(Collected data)

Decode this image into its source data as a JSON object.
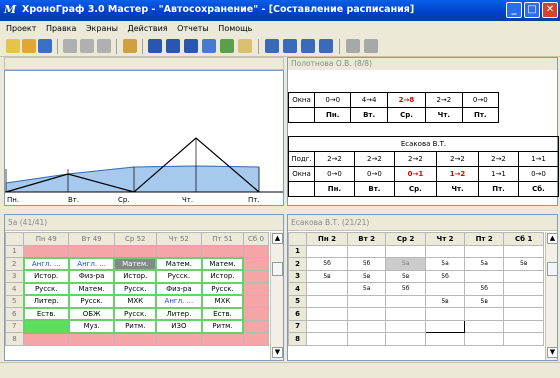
{
  "window": {
    "title": "ХроноГраф 3.0 Мастер - \"Автосохранение\" - [Составление расписания]",
    "icon_label": "M"
  },
  "menu": [
    "Проект",
    "Правка",
    "Экраны",
    "Действия",
    "Отчеты",
    "Помощь"
  ],
  "chart": {
    "days": [
      "Пн.",
      "Вт.",
      "Ср.",
      "Чт.",
      "Пт."
    ]
  },
  "panel_right_top": {
    "header": "Полотнова О.В. (8/8)",
    "table1": {
      "row_label": "Окна",
      "values": [
        "0→0",
        "4→4",
        "2→8",
        "2→2",
        "0→0"
      ],
      "red_index": 2,
      "days": [
        "Пн.",
        "Вт.",
        "Ср.",
        "Чт.",
        "Пт."
      ]
    },
    "table2": {
      "title": "Есакова В.Т.",
      "rows": [
        {
          "label": "Подг.",
          "values": [
            "2→2",
            "2→2",
            "2→2",
            "2→2",
            "2→2",
            "1→1"
          ]
        },
        {
          "label": "Окна",
          "values": [
            "0→0",
            "0→0",
            "0→1",
            "1→2",
            "1→1",
            "0→0"
          ]
        }
      ],
      "red_indices": [
        2,
        3
      ],
      "days": [
        "Пн.",
        "Вт.",
        "Ср.",
        "Чт.",
        "Пт.",
        "Сб."
      ]
    }
  },
  "class_panel": {
    "header": "5а (41/41)",
    "cols": [
      "Пн 49",
      "Вт 49",
      "Ср 52",
      "Чт 52",
      "Пт 51",
      "Сб 0"
    ],
    "row_numbers": [
      "1",
      "2",
      "3",
      "4",
      "5",
      "6",
      "7",
      "8"
    ],
    "rows": [
      [
        "",
        "",
        "",
        "",
        "",
        ""
      ],
      [
        "Англ. ...",
        "Англ. ...",
        "Матем.",
        "Матем.",
        "Матем.",
        ""
      ],
      [
        "Истор.",
        "Физ-ра",
        "Истор.",
        "Русск.",
        "Истор.",
        ""
      ],
      [
        "Русск.",
        "Матем.",
        "Русск.",
        "Физ-ра",
        "Русск.",
        ""
      ],
      [
        "Литер.",
        "Русск.",
        "МХК",
        "Англ. ...",
        "МХК",
        ""
      ],
      [
        "Еств.",
        "ОБЖ",
        "Русск.",
        "Литер.",
        "Еств.",
        ""
      ],
      [
        "",
        "Муз.",
        "Ритм.",
        "ИЗО",
        "Ритм.",
        ""
      ],
      [
        "",
        "",
        "",
        "",
        "",
        ""
      ]
    ]
  },
  "teacher_panel": {
    "header": "Есакова В.Т. (21/21)",
    "cols": [
      "Пн 2",
      "Вт 2",
      "Ср 2",
      "Чт 2",
      "Пт 2",
      "Сб 1"
    ],
    "row_numbers": [
      "1",
      "2",
      "3",
      "4",
      "5",
      "6",
      "7",
      "8"
    ],
    "rows": [
      [
        "",
        "",
        "",
        "",
        "",
        ""
      ],
      [
        "5б",
        "5б",
        "5а",
        "5а",
        "5а",
        "5в"
      ],
      [
        "5в",
        "5в",
        "5в",
        "5б",
        "",
        ""
      ],
      [
        "",
        "5а",
        "5б",
        "",
        "5б",
        ""
      ],
      [
        "",
        "",
        "",
        "5в",
        "5в",
        ""
      ],
      [
        "",
        "",
        "",
        "",
        "",
        ""
      ],
      [
        "",
        "",
        "",
        "",
        "",
        ""
      ],
      [
        "",
        "",
        "",
        "",
        "",
        ""
      ]
    ]
  }
}
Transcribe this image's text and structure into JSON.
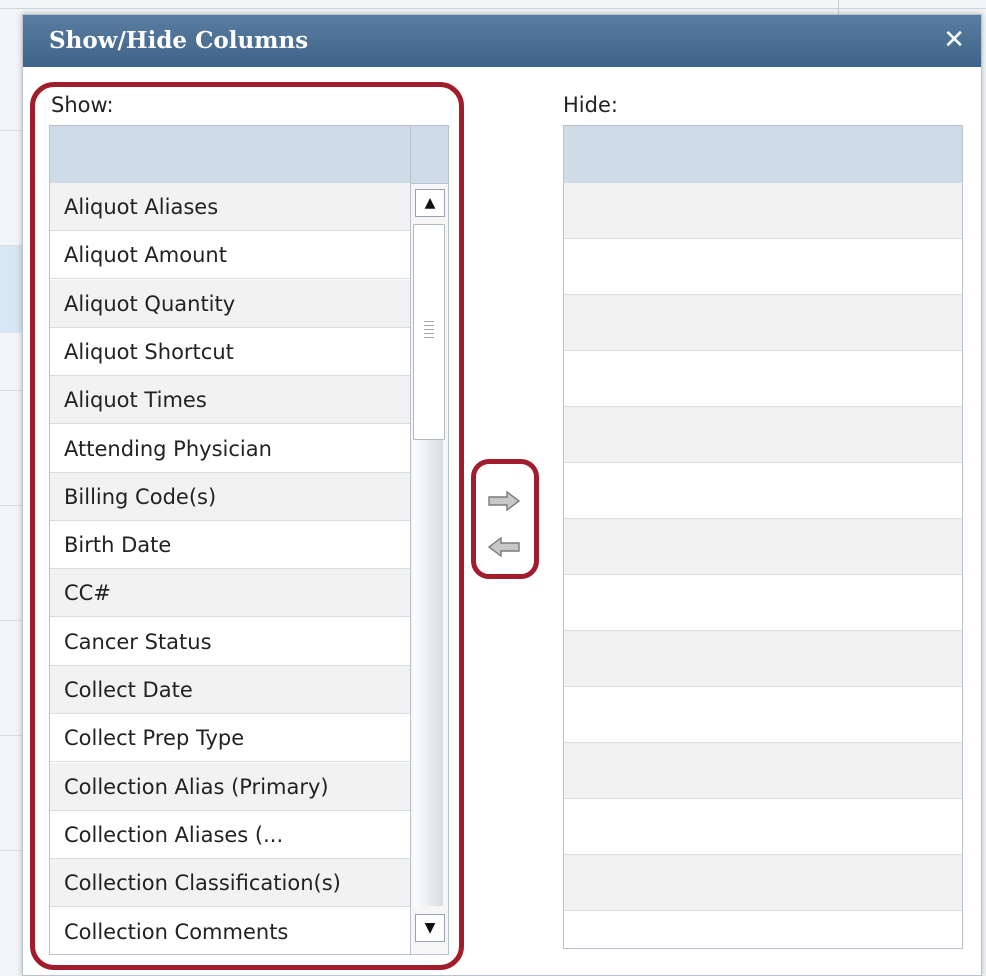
{
  "dialog": {
    "title": "Show/Hide Columns",
    "close_label": "✕"
  },
  "show_panel": {
    "label": "Show:",
    "items": [
      "Aliquot Aliases",
      "Aliquot Amount",
      "Aliquot Quantity",
      "Aliquot Shortcut",
      "Aliquot Times",
      "Attending Physician",
      "Billing Code(s)",
      "Birth Date",
      "CC#",
      "Cancer Status",
      "Collect Date",
      "Collect Prep Type",
      "Collection Alias (Primary)",
      "Collection Aliases (...",
      "Collection Classification(s)",
      "Collection Comments"
    ],
    "scroll_up": "▲",
    "scroll_down": "▼"
  },
  "hide_panel": {
    "label": "Hide:",
    "items": []
  },
  "colors": {
    "title_bar": "#4a6f95",
    "highlight": "#a11d2b",
    "header_fill": "#cfdbe6"
  }
}
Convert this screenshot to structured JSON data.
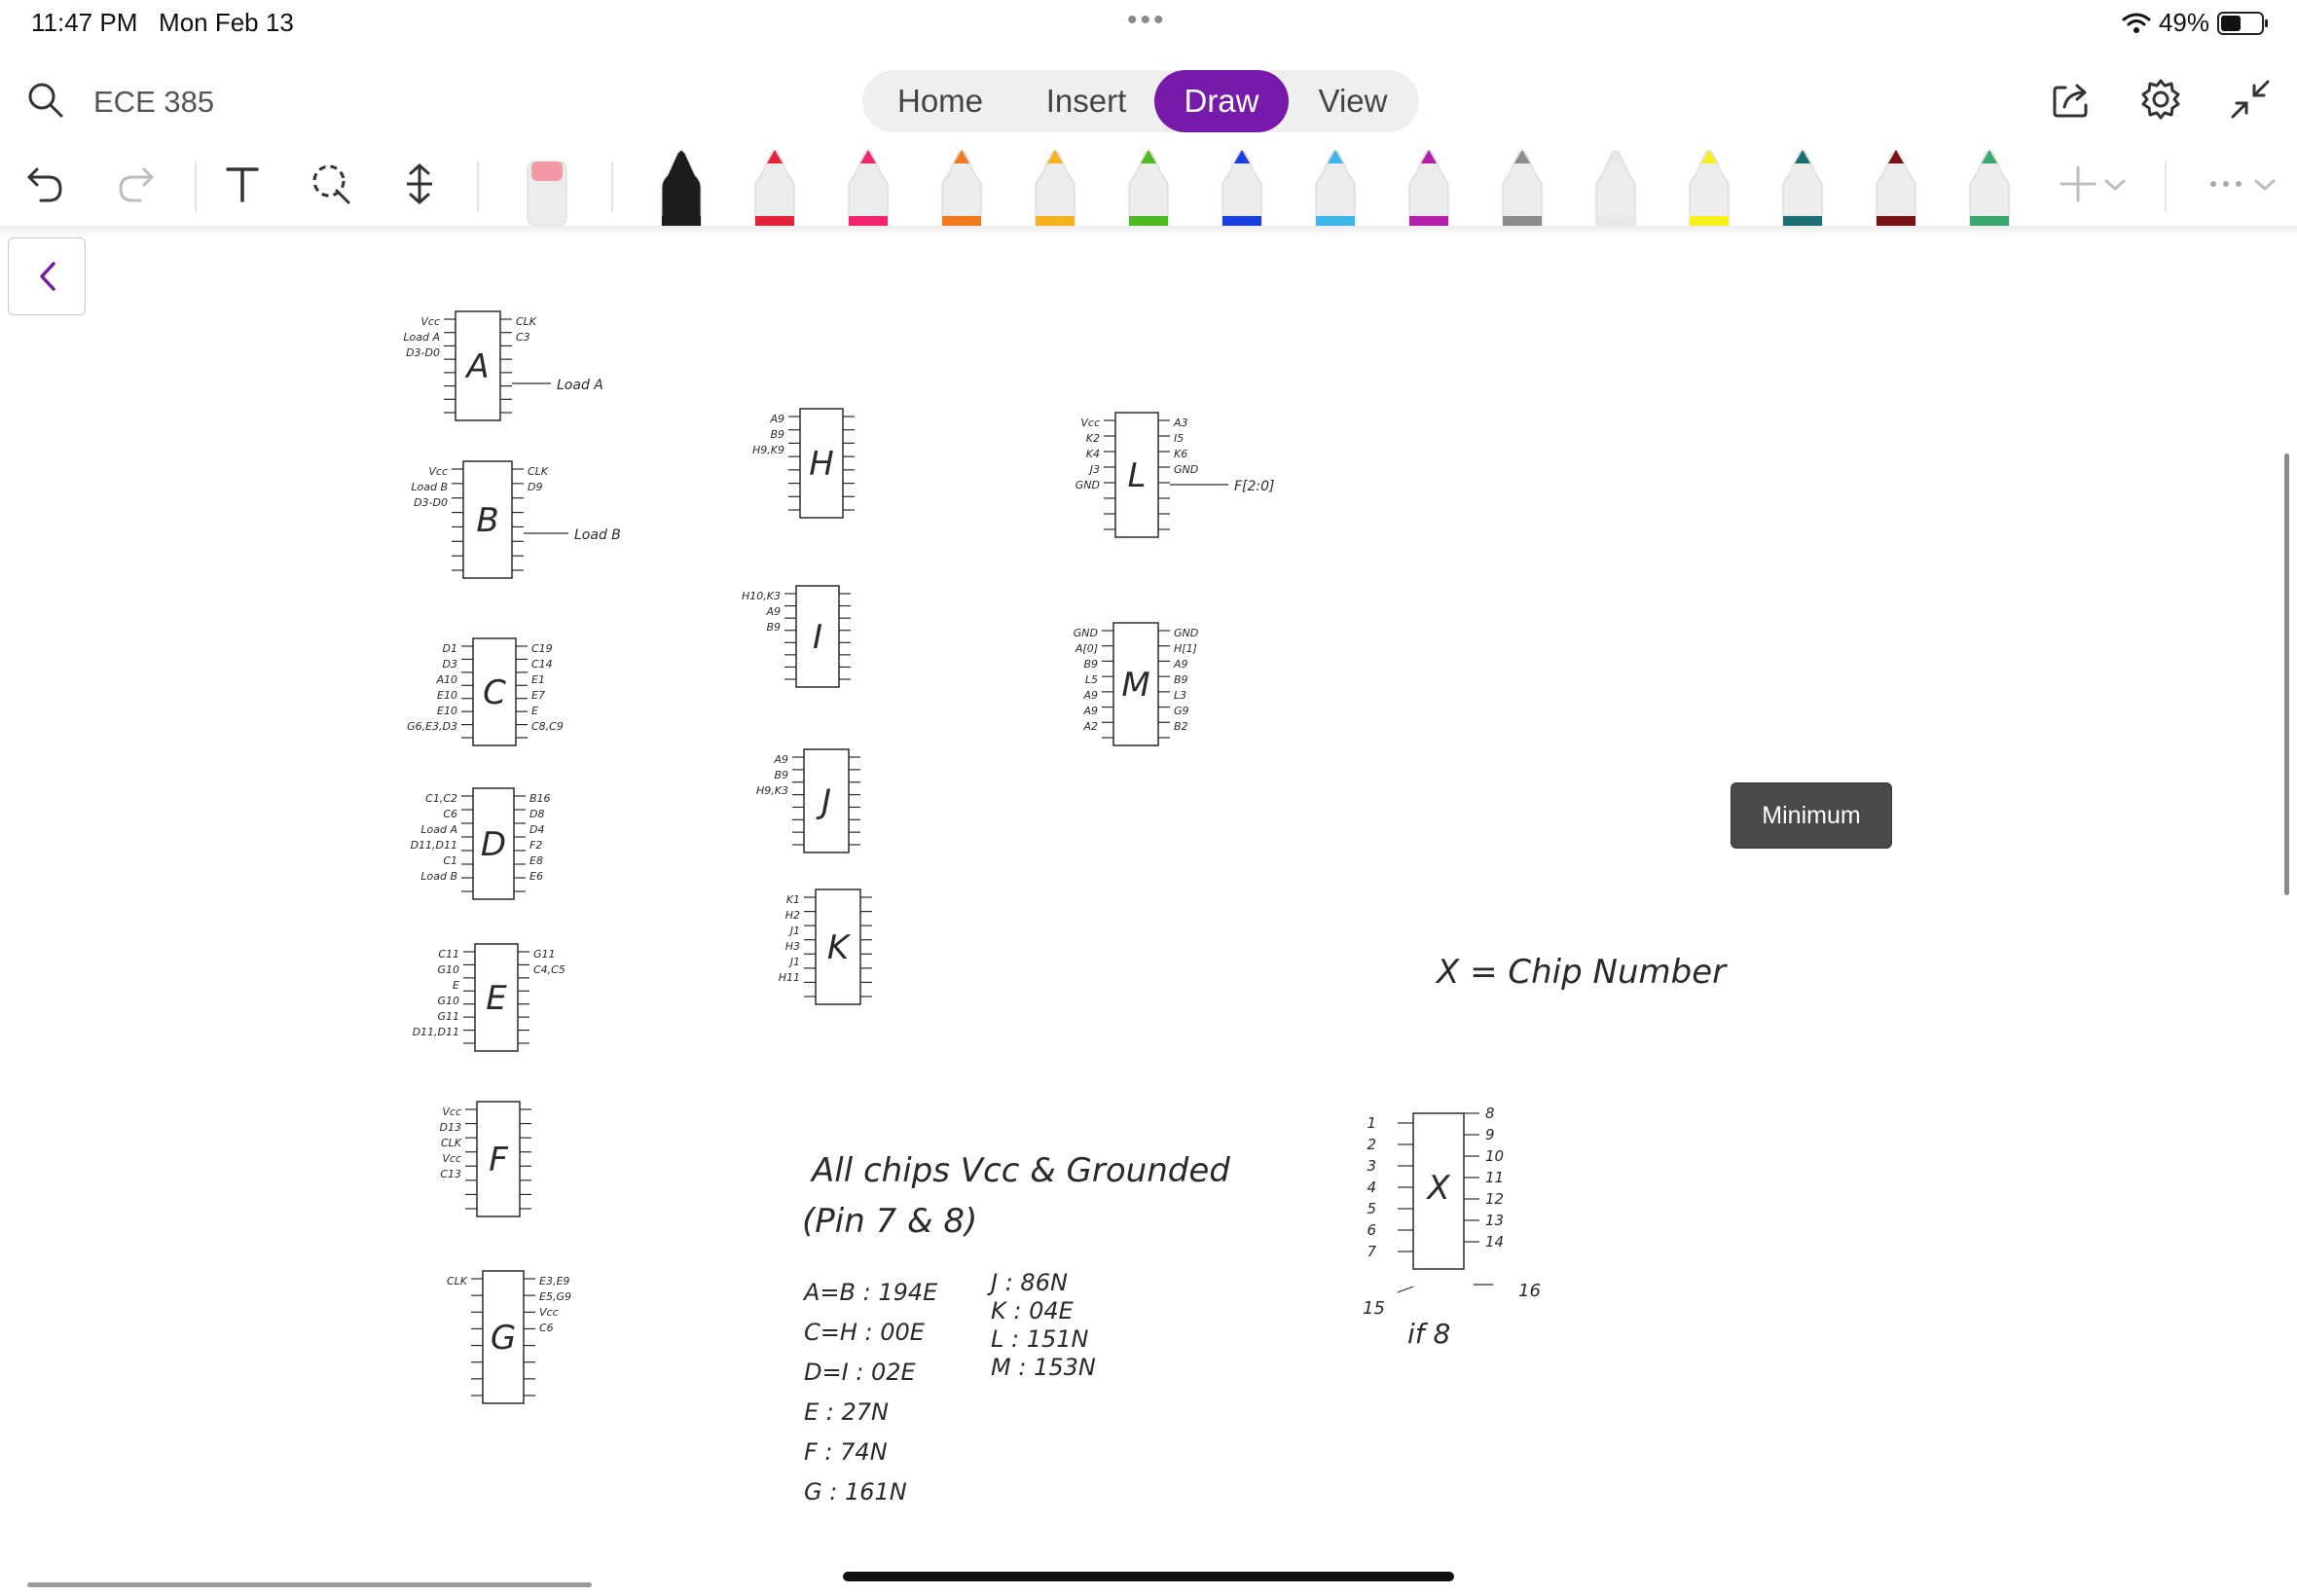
{
  "status_bar": {
    "time": "11:47 PM",
    "date": "Mon Feb 13",
    "dots": "•••",
    "battery": "49%",
    "battery_level": 0.49
  },
  "header": {
    "title": "ECE 385",
    "tabs": [
      {
        "label": "Home"
      },
      {
        "label": "Insert"
      },
      {
        "label": "Draw",
        "active": true
      },
      {
        "label": "View"
      }
    ],
    "accent": "#7719aa",
    "icons": [
      "search-icon",
      "share-icon",
      "settings-icon",
      "collapse-icon"
    ]
  },
  "toolbar": {
    "tools": [
      "undo-icon",
      "redo-icon",
      "text-icon",
      "lasso-icon",
      "add-space-icon",
      "eraser"
    ],
    "pens": [
      {
        "name": "black",
        "color": "#1c1c1c"
      },
      {
        "name": "red",
        "color": "#e2233a"
      },
      {
        "name": "pink",
        "color": "#f0256e"
      },
      {
        "name": "orange",
        "color": "#f07b1f"
      },
      {
        "name": "yellow-orange",
        "color": "#f5b21d"
      },
      {
        "name": "green",
        "color": "#4dbb1f"
      },
      {
        "name": "blue",
        "color": "#1a3fe0"
      },
      {
        "name": "light-blue",
        "color": "#3fb6ea"
      },
      {
        "name": "magenta",
        "color": "#b51ea8"
      },
      {
        "name": "gray",
        "color": "#8c8c8c"
      },
      {
        "name": "white",
        "color": "#e8e8e8"
      },
      {
        "name": "yellow-highlighter",
        "color": "#f8ef1c"
      },
      {
        "name": "teal-galaxy",
        "color": "#1b6f74"
      },
      {
        "name": "dark-red-galaxy",
        "color": "#7a1414"
      },
      {
        "name": "rainbow",
        "color": "#3aa76d"
      }
    ]
  },
  "tooltip": "Minimum",
  "notes": {
    "chip_labels": [
      "A",
      "B",
      "C",
      "D",
      "E",
      "F",
      "G",
      "H",
      "I",
      "J",
      "K",
      "L",
      "M"
    ],
    "pin_labels": {
      "A": {
        "left": [
          "Vcc",
          "Load A",
          "D3-D0"
        ],
        "right": [
          "CLK",
          "C3"
        ],
        "wire": "Load A"
      },
      "B": {
        "left": [
          "Vcc",
          "Load B",
          "D3-D0"
        ],
        "right": [
          "CLK",
          "D9"
        ],
        "wire": "Load B"
      },
      "C": {
        "left": [
          "D1",
          "D3",
          "A10",
          "E10",
          "E10",
          "G6,E3,D3"
        ],
        "right": [
          "C19",
          "C14",
          "E1",
          "E7",
          "E",
          "C8,C9"
        ]
      },
      "D": {
        "left": [
          "C1,C2",
          "C6",
          "Load A",
          "D11,D11",
          "C1",
          "Load B"
        ],
        "right": [
          "B16",
          "D8",
          "D4",
          "F2",
          "E8",
          "E6"
        ]
      },
      "E": {
        "left": [
          "C11",
          "G10",
          "E",
          "G10",
          "G11",
          "D11,D11"
        ],
        "right": [
          "G11",
          "C4,C5"
        ]
      },
      "F": {
        "left": [
          "Vcc",
          "D13",
          "CLK",
          "Vcc",
          "C13"
        ],
        "right": []
      },
      "G": {
        "left": [
          "CLK"
        ],
        "right": [
          "E3,E9",
          "E5,G9",
          "Vcc",
          "C6"
        ]
      },
      "H": {
        "left": [
          "A9",
          "B9",
          "H9,K9"
        ],
        "right": []
      },
      "I": {
        "left": [
          "H10,K3",
          "A9",
          "B9"
        ],
        "right": []
      },
      "J": {
        "left": [
          "A9",
          "B9",
          "H9,K3"
        ],
        "right": []
      },
      "K": {
        "left": [
          "K1",
          "H2",
          "J1",
          "H3",
          "J1",
          "H11"
        ],
        "right": []
      },
      "L": {
        "left": [
          "Vcc",
          "K2",
          "K4",
          "J3",
          "GND"
        ],
        "right": [
          "A3",
          "I5",
          "K6",
          "GND"
        ],
        "wire": "F[2:0]"
      },
      "M": {
        "left": [
          "GND",
          "A[0]",
          "B9",
          "L5",
          "A9",
          "A9",
          "A2"
        ],
        "right": [
          "GND",
          "H[1]",
          "A9",
          "B9",
          "L3",
          "G9",
          "B2"
        ]
      }
    },
    "legend_chip": {
      "label": "X",
      "left_pins": [
        "1",
        "2",
        "3",
        "4",
        "5",
        "6",
        "7"
      ],
      "right_pins": [
        "8",
        "9",
        "10",
        "11",
        "12",
        "13",
        "14"
      ],
      "bottom_left": "15",
      "bottom_right": "16",
      "caption": "if 8"
    },
    "chip_number_note": "X = Chip Number",
    "all_chips_note_line1": "All chips Vcc & Grounded",
    "all_chips_note_line2": "(Pin 7 & 8)",
    "part_list_left": [
      "A=B : 194E",
      "C=H : 00E",
      "D=I : 02E",
      "E : 27N",
      "F : 74N",
      "G : 161N"
    ],
    "part_list_right": [
      "J : 86N",
      "K : 04E",
      "L : 151N",
      "M : 153N"
    ]
  }
}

→ Written exercise:
Copy each line of the listing in which the word "Есакова" can be found.

→ Full solution:
      "title": "Есакова В.Т.",
    "header": "Есакова В.Т. (21/21)",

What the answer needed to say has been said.